**TASK 1:** In the Punisher passage, render the sentence "This was Marvel's nadir: bankruptcy, near collapse, creative entropy." in Spanish.
**TASK 2:** Please write out the stretch of the Punisher passage from "So. After killing" through "say, is history.".

Begin DOCUMENT PASSAGE

Somewhere in the middle of this the Punisher also popped in to Spider-Man's "Maximum Clonage" story, suddenly remembering how the Jackal - Professor Miles Warren - set him up against Spider-Man way back in the Punisher's first appearance. So not only was he involved in his own bad storyline, but he was also incriminated in the worst Spider-Man storyline of all time.

So. After killing Fury the Punisher is in federal custody, at which point he is sentenced to death by the electric chair. The first issue of the Punisher's next series, therefore, began with his death by electrocution. But of course he didn't really die, he was resurrected by the mob (??!!) or something in order to do something or other. This brings us up to cover date November 1995, right before the collapse of Marvel.

And this series would limp on for another year and a half before ending with issue 18, cover dated April 1997. This was Marvel's nadir: bankruptcy, near collapse, creative entropy. And this was the last we saw of the Punisher before he was resurrected in the pages of his first Marvel Knights series as (uggh) Demon Bounty Hunter Punisher. And the rest, as they say, is history.

End DOCUMENT PASSAGE
Begin DATASET ROWS

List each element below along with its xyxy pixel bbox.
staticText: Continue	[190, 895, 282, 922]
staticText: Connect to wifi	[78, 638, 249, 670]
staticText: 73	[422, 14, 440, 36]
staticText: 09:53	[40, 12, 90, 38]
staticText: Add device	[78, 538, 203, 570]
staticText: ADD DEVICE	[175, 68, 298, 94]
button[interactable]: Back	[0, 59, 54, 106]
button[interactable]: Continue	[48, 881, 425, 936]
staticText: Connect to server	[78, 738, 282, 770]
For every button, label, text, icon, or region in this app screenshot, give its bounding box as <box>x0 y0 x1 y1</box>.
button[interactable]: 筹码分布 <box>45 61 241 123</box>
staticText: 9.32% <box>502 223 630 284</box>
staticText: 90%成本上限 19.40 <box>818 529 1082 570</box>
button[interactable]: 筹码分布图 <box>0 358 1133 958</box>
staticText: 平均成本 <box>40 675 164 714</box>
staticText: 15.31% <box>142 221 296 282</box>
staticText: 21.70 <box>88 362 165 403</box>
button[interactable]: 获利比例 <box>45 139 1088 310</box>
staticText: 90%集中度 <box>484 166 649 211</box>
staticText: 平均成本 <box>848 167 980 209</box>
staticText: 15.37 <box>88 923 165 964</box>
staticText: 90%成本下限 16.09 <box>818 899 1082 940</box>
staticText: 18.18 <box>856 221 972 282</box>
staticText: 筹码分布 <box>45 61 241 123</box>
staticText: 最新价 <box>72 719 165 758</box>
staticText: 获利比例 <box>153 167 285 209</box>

End DATASET ROWS

**WRITTEN RESPONSE 1:** Este fue el punto más bajo de Marvel: bancarrota, casi colapso, entropía creativa.

**WRITTEN RESPONSE 2:**
So. After killing Fury the Punisher is in federal custody, at which point he is sentenced to death by the electric chair. The first issue of the Punisher's next series, therefore, began with his death by electrocution. But of course he didn't really die, he was resurrected by the mob (??!!) or something in order to do something or other. This brings us up to cover date November 1995, right before the collapse of Marvel.

And this series would limp on for another year and a half before ending with issue 18, cover dated April 1997. This was Marvel's nadir: bankruptcy, near collapse, creative entropy. And this was the last we saw of the Punisher before he was resurrected in the pages of his first Marvel Knights series as (uggh) Demon Bounty Hunter Punisher. And the rest, as they say, is history.